Find each line holding "Chennai" and copy it out.

Records to process ::
------------------------------
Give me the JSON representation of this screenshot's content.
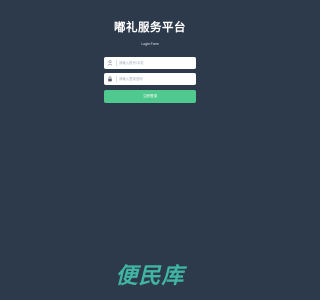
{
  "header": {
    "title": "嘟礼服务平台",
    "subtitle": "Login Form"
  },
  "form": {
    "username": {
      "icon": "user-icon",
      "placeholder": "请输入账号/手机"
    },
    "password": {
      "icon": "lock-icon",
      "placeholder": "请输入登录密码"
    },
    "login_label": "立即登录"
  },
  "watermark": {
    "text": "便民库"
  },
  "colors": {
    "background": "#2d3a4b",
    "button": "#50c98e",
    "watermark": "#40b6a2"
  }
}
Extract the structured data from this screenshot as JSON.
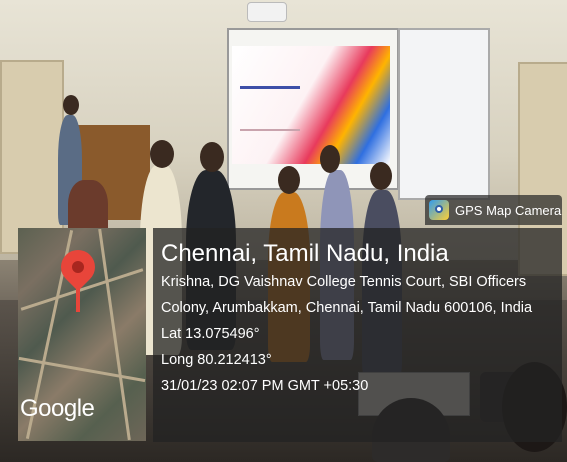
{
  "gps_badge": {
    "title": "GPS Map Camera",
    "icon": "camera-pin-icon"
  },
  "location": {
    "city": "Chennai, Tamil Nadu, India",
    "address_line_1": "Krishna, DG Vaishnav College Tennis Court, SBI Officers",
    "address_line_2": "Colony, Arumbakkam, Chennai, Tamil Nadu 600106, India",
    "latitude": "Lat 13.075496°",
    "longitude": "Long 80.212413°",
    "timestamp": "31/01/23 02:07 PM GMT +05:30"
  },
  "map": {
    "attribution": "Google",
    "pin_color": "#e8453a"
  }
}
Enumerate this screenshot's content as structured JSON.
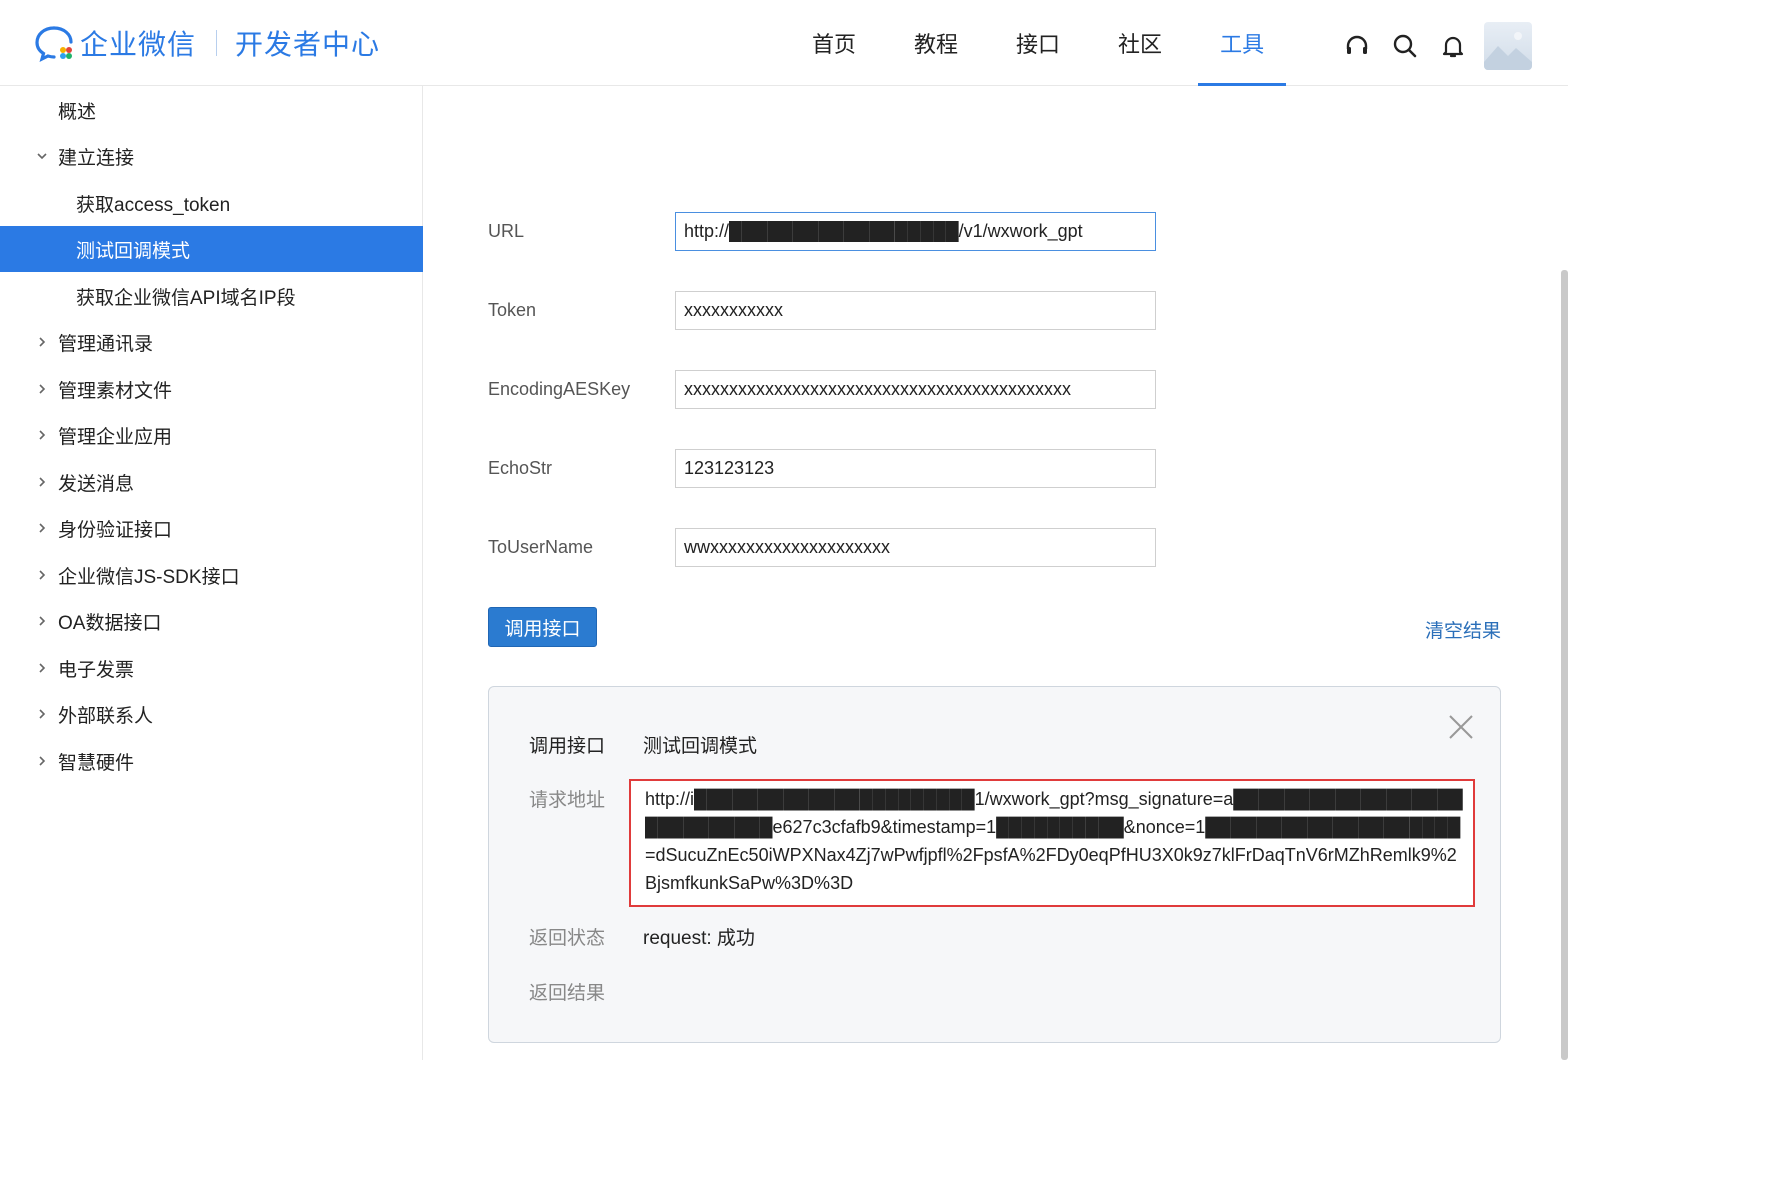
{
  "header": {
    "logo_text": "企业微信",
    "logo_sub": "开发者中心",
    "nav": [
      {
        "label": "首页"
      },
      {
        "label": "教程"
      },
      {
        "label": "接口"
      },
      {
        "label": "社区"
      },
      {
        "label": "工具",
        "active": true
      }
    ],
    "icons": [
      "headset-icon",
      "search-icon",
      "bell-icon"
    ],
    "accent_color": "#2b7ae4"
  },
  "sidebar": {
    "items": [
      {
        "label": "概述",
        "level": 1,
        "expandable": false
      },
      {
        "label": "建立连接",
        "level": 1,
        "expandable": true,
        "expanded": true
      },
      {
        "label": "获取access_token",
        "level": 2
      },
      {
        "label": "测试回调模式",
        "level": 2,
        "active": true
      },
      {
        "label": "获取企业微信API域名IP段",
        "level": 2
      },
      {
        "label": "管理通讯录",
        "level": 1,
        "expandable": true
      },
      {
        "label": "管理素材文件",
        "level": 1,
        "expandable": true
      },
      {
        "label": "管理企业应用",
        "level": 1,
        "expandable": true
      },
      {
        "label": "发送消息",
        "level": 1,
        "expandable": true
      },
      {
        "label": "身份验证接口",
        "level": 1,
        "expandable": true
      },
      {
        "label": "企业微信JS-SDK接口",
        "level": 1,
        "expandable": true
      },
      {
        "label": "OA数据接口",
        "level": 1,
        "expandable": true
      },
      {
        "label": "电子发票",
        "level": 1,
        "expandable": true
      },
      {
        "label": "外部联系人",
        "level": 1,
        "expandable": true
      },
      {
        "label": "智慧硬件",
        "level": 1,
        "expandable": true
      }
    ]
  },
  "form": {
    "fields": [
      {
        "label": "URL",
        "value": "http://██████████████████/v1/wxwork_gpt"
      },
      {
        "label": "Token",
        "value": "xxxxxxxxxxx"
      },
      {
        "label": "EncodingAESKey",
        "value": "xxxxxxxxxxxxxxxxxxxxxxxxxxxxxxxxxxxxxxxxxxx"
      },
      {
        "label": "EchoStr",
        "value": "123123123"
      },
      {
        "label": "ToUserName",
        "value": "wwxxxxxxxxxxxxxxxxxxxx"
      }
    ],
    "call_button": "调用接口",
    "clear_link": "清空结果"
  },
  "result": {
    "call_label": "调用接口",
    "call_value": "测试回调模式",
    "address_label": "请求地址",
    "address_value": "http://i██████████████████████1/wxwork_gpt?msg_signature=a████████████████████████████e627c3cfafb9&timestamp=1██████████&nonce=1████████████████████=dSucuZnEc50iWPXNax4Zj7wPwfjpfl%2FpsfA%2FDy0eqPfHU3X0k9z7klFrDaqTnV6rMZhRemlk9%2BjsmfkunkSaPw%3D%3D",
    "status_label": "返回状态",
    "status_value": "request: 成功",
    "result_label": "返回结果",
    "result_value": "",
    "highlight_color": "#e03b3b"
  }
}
------------------------------
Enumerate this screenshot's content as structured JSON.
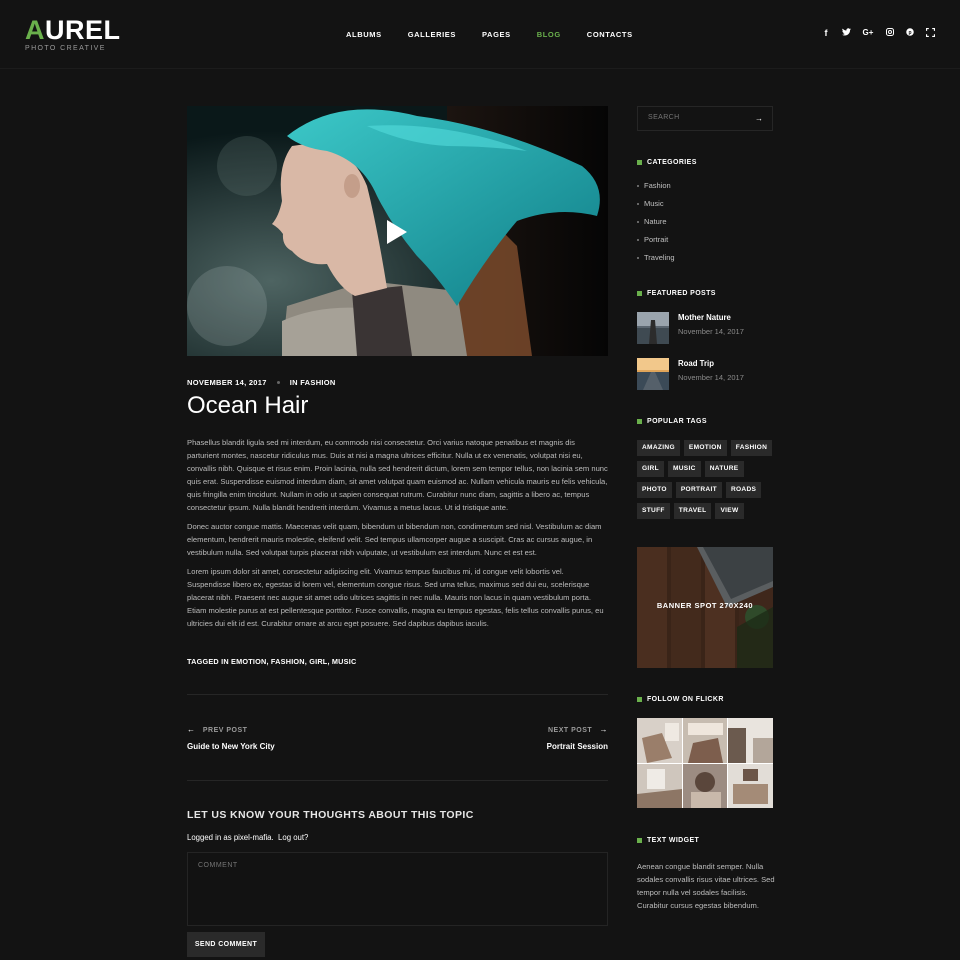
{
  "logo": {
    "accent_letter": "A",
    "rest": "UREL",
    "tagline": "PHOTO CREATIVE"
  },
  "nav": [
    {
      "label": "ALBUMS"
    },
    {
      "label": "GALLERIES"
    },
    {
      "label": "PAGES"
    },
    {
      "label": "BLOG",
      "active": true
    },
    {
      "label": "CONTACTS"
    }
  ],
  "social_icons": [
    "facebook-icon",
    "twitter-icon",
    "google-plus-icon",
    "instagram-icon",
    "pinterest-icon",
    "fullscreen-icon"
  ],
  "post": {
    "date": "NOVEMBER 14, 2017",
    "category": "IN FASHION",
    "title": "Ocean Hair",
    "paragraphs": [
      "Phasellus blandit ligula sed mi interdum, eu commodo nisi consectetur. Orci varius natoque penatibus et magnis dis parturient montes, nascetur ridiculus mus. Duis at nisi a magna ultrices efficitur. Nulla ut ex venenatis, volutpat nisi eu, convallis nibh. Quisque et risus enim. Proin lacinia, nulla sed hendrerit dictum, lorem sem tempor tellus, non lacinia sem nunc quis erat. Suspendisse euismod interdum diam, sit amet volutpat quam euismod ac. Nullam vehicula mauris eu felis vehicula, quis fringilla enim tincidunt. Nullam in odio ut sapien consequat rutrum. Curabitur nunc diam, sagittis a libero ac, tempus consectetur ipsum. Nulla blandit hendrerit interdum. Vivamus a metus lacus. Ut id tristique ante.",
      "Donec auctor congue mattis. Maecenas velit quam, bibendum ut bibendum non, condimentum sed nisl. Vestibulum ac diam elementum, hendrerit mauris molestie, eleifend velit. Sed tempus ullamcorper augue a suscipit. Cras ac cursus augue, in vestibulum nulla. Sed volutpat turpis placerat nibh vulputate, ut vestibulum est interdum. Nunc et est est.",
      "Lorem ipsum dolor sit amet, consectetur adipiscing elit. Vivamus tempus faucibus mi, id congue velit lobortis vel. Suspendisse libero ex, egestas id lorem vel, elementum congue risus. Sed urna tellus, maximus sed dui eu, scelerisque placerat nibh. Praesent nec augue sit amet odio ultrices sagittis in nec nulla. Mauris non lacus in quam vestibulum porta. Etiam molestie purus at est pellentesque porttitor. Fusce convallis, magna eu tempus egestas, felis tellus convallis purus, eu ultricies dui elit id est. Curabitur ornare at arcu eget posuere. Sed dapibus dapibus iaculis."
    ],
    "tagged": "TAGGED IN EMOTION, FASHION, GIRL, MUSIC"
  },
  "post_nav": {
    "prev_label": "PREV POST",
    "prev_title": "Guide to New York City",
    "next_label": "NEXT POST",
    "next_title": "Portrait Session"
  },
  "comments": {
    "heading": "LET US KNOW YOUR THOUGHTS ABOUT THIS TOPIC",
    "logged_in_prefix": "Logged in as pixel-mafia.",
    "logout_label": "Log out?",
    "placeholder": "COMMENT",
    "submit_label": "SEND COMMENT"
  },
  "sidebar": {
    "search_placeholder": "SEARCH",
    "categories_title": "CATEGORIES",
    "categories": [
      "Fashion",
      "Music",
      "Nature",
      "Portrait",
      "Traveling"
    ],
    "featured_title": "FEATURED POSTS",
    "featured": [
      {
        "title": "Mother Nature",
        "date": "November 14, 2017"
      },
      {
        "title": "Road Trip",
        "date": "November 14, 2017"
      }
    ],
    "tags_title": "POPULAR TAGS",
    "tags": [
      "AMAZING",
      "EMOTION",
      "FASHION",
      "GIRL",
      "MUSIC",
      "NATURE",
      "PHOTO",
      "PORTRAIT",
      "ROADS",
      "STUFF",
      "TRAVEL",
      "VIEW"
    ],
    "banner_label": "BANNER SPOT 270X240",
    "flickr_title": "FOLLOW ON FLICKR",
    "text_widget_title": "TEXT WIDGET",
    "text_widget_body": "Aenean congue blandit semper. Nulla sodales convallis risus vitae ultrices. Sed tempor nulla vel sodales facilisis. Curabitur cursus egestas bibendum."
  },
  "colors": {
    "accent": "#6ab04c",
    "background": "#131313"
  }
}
------------------------------
Correct result ::
    "city": "Chennai, Tamil Nadu, India",
    "address_line_2": "Colony, Arumbakkam, Chennai, Tamil Nadu 600106, India",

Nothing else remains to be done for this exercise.